EXERCISE DIRECTIONS → Pull each line containing "NYSE" out of the data and copy it.

STORED ROWS →
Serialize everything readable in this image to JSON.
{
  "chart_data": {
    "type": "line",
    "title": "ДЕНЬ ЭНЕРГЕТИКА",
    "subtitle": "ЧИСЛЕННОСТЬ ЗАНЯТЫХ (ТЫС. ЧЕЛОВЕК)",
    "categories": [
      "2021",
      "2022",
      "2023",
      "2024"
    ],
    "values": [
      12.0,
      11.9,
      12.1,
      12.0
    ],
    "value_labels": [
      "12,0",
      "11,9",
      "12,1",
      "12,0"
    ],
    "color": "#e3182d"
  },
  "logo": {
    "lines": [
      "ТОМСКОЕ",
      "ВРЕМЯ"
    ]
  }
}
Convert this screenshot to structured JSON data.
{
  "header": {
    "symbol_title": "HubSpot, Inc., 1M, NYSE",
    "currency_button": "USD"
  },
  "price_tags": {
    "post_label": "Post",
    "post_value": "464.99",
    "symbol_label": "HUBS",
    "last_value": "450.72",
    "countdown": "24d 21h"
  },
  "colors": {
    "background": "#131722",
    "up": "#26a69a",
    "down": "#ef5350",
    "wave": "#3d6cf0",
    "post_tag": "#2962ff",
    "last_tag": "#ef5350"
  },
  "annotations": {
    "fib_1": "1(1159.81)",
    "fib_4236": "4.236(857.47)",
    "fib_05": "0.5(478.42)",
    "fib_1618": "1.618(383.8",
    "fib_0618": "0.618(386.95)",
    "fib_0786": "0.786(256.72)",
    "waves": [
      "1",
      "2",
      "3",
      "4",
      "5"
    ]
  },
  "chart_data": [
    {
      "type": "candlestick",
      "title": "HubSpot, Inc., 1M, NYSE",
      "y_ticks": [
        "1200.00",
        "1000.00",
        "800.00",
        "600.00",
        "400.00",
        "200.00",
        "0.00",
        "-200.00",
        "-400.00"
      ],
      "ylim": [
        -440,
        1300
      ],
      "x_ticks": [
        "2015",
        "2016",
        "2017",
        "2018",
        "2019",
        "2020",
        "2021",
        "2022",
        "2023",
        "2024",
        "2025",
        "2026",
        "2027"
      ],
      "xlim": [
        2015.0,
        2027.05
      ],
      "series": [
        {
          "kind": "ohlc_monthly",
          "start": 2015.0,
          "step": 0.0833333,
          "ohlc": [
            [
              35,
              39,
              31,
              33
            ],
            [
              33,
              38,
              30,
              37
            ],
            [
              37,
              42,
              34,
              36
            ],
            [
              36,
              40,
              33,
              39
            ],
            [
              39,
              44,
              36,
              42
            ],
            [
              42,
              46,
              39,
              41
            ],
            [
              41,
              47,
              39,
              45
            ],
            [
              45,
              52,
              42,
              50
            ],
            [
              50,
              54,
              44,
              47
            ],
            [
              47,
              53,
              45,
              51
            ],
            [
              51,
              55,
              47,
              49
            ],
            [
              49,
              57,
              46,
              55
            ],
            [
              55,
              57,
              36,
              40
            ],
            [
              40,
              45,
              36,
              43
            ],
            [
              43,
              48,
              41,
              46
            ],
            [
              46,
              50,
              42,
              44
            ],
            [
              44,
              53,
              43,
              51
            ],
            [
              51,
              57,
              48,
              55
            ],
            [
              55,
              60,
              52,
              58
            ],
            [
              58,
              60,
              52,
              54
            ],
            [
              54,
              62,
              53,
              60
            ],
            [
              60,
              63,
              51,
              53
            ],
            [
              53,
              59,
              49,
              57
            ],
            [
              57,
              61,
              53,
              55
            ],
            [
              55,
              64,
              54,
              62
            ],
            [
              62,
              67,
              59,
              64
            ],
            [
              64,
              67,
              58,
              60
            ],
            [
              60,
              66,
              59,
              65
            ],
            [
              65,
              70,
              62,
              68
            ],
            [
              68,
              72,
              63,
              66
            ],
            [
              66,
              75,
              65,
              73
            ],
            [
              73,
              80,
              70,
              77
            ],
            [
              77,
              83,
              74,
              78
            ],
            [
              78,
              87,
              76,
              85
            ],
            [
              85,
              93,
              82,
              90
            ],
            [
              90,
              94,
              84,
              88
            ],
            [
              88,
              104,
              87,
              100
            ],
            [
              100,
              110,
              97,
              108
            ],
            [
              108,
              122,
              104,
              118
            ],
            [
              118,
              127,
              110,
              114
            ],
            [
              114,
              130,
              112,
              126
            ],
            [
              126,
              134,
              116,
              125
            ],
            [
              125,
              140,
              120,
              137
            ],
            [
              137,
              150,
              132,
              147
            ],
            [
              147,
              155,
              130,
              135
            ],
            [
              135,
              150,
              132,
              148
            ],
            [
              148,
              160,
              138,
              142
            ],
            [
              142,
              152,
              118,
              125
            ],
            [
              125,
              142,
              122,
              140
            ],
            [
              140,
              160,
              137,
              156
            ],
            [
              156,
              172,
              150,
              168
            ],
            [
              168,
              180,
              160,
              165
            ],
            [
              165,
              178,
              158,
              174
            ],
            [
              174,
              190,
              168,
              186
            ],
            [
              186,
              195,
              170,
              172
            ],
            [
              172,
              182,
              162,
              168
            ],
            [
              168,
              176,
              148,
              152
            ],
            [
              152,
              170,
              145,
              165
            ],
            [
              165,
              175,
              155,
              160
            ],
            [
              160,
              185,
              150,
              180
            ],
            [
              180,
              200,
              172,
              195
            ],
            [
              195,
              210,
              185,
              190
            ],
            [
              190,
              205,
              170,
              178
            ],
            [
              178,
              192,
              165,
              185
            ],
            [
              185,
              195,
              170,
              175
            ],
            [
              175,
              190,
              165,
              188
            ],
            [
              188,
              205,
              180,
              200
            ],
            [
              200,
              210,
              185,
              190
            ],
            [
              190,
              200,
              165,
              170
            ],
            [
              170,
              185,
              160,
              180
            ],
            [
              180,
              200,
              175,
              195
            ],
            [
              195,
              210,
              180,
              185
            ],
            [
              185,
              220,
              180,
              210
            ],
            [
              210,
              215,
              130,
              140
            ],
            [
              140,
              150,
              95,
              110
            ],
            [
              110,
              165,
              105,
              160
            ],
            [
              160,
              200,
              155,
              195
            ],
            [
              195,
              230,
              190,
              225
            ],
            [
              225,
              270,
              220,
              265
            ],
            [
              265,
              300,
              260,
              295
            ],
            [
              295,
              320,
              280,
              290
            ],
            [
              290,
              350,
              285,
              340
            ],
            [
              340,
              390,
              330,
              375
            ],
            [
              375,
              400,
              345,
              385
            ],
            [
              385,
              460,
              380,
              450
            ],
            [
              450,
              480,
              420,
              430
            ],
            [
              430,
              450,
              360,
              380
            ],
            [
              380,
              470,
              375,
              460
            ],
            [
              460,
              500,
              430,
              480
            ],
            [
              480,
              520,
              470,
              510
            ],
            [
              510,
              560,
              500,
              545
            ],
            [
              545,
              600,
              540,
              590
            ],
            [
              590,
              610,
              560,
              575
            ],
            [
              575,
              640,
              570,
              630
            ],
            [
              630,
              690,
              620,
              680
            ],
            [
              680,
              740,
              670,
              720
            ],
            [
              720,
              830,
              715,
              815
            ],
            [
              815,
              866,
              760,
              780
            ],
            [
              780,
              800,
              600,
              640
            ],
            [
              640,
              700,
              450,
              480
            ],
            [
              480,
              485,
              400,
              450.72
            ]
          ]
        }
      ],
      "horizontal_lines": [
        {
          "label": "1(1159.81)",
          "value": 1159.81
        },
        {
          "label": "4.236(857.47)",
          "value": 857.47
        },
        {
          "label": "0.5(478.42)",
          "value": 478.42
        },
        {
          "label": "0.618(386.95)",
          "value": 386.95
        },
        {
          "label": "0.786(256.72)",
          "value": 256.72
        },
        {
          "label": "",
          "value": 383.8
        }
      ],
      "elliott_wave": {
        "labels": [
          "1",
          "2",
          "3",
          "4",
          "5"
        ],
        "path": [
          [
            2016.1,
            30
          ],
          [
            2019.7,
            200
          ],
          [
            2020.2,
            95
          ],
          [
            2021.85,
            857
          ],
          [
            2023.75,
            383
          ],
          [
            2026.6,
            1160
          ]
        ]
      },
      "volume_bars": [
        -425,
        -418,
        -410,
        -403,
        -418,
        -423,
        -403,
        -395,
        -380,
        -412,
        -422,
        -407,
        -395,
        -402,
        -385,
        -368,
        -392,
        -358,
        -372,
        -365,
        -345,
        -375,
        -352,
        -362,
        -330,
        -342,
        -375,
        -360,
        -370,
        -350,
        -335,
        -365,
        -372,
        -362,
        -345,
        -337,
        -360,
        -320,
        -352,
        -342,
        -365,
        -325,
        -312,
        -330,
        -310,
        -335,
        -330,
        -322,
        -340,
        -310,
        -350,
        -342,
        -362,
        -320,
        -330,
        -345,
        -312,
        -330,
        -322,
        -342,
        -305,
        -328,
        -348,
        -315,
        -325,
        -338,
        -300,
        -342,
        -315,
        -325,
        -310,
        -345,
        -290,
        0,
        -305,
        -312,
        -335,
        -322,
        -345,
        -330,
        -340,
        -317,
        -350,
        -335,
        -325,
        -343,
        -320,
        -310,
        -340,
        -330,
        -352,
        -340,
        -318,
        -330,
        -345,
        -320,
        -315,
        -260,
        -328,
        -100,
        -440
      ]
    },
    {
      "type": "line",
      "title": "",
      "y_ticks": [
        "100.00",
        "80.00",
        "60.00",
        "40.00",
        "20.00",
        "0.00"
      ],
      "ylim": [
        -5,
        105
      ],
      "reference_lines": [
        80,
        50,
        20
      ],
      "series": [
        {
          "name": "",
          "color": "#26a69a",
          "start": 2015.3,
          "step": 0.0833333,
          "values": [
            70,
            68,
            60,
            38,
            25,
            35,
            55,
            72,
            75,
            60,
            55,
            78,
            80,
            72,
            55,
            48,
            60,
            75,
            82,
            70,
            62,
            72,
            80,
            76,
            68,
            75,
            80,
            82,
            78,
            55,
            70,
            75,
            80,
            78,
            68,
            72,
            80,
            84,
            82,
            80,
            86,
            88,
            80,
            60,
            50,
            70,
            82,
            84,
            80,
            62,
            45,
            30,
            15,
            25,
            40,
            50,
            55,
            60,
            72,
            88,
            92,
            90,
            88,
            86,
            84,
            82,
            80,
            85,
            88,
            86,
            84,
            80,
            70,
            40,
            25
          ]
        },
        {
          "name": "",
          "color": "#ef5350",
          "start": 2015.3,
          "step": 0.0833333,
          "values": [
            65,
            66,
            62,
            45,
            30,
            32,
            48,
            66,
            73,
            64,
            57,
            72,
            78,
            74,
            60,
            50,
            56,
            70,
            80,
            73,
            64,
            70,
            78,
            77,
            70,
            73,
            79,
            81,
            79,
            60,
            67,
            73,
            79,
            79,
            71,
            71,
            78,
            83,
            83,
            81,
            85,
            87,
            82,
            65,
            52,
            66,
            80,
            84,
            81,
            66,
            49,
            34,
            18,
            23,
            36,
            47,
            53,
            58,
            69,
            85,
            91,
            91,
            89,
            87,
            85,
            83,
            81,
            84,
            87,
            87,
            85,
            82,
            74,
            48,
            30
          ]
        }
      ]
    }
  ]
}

THE RESULT →
    "symbol_title": "HubSpot, Inc., 1M, NYSE",
      "title": "HubSpot, Inc., 1M, NYSE",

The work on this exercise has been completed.